■ The request ■
Show every line containing "must" by copying it.

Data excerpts
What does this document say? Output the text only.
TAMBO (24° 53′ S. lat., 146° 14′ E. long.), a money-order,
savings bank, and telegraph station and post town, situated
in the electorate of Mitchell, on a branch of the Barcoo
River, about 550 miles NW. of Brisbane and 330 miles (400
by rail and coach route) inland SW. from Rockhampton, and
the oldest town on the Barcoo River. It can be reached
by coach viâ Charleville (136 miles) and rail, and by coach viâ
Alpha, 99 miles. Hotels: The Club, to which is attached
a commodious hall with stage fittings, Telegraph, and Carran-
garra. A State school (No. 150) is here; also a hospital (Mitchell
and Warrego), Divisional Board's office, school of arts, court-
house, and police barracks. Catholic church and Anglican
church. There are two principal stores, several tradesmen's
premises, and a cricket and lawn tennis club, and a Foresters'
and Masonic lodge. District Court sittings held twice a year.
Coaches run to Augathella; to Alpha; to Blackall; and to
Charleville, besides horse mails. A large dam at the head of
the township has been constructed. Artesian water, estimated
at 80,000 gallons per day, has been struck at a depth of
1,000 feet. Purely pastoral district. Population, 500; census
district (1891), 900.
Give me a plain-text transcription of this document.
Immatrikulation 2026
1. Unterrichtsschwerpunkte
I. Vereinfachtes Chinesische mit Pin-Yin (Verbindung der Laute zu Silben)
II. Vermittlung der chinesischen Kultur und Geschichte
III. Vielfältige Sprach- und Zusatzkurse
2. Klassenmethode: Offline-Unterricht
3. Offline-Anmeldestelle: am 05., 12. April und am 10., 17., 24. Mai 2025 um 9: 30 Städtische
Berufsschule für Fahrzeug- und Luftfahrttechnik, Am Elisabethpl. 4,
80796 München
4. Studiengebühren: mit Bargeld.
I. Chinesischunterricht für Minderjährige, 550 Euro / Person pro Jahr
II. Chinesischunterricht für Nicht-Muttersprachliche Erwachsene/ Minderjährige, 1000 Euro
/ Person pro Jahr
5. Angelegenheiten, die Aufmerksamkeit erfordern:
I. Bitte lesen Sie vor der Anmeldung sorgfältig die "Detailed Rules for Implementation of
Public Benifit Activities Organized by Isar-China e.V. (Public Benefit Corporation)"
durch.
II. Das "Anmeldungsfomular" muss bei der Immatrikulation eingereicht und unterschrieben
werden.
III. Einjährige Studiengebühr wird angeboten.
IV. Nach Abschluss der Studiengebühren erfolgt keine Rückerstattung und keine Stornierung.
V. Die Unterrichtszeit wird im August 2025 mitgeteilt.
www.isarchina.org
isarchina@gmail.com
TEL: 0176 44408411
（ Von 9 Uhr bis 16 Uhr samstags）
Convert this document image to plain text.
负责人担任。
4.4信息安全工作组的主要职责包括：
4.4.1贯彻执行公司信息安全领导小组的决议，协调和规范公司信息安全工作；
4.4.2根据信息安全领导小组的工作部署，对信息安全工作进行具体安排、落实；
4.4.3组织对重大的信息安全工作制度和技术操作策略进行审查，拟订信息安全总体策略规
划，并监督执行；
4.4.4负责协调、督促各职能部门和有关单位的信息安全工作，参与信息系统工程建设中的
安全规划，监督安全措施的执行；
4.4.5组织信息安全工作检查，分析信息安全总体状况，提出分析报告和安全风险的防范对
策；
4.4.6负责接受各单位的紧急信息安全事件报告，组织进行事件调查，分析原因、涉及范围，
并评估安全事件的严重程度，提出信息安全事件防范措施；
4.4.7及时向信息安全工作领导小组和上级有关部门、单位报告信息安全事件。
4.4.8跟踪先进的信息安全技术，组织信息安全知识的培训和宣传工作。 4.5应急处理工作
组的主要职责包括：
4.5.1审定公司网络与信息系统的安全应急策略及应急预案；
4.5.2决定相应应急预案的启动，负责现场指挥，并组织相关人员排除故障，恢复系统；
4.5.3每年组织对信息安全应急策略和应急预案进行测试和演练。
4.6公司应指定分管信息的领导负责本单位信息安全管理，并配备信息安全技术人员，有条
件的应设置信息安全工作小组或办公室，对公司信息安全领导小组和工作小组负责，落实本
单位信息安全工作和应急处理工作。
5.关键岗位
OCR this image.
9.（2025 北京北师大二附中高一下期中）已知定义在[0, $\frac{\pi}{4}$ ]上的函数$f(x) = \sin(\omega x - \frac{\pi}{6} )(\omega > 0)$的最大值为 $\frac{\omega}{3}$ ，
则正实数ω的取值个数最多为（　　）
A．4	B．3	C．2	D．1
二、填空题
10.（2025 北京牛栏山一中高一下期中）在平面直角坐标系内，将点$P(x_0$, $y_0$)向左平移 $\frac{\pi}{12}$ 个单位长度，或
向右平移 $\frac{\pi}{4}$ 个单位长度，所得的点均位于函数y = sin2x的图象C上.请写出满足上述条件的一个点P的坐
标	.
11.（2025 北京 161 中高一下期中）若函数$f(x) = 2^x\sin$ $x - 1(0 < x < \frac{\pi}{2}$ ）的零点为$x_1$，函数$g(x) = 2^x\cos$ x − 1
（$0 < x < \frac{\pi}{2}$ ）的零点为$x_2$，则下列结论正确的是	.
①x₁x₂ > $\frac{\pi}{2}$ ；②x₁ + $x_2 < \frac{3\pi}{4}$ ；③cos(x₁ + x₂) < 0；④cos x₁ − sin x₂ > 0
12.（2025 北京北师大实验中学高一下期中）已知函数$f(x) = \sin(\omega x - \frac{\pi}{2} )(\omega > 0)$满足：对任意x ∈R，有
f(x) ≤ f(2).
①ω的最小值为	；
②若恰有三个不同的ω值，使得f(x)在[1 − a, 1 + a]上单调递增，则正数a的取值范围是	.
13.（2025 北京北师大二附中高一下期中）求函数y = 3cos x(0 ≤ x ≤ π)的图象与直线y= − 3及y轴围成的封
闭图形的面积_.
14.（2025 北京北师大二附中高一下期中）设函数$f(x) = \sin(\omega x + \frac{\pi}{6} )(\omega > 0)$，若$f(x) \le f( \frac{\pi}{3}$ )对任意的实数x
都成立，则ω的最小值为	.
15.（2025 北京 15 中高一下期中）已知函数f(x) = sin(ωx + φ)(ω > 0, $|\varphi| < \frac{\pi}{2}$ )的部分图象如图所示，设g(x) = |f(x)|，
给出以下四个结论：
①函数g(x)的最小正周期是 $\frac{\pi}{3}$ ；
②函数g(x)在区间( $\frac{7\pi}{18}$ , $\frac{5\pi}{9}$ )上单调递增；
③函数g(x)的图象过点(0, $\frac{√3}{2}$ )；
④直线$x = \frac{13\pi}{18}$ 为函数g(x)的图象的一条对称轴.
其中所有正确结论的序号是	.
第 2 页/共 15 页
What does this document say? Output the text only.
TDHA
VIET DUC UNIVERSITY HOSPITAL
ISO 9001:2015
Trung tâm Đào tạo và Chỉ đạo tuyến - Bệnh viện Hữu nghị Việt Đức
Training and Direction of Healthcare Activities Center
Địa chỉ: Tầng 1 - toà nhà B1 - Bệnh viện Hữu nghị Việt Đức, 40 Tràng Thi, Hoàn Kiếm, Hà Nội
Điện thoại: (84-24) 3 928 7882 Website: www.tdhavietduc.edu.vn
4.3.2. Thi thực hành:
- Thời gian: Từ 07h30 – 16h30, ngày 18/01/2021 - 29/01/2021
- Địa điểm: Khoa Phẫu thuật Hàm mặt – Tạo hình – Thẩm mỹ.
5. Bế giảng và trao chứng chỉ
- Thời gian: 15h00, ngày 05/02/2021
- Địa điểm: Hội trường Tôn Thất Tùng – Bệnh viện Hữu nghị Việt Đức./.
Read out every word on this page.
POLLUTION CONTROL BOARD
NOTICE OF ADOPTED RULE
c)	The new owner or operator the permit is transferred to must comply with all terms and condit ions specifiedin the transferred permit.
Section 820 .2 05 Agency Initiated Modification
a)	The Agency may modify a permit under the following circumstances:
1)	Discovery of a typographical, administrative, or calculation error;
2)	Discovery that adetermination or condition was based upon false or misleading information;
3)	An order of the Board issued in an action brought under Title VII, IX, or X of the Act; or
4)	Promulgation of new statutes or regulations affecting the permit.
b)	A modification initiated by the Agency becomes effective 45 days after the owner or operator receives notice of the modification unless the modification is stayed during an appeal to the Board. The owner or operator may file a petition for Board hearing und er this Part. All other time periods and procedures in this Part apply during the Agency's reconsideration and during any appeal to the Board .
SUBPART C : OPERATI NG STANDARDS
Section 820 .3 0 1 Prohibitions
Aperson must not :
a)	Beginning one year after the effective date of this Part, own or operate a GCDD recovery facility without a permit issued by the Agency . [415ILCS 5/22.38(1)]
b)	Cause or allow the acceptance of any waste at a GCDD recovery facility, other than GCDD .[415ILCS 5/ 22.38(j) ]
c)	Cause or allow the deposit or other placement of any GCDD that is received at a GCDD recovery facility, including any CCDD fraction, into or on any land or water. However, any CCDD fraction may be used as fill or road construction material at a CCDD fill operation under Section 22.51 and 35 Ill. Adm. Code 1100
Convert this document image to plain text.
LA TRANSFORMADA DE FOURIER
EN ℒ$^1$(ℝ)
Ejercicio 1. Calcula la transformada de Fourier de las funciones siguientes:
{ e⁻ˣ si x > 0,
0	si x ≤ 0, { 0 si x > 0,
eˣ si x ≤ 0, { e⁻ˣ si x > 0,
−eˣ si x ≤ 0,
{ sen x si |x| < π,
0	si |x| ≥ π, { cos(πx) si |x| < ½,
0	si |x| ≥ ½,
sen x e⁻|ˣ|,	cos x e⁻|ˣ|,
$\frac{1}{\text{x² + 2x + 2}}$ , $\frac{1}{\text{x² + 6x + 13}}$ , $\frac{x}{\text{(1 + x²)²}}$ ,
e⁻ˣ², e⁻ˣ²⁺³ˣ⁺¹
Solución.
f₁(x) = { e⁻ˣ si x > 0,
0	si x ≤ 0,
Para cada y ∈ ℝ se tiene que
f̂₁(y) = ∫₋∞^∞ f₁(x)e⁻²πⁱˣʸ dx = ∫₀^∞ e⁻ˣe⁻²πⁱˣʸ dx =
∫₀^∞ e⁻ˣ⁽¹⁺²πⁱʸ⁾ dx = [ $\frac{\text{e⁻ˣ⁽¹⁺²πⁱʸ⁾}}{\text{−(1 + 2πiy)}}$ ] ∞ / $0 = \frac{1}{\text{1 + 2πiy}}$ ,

■ Exercise answer ■
c)	The new owner or operator the permit is transferred to must comply with all terms and condit ions specifiedin the transferred permit.
Aperson must not :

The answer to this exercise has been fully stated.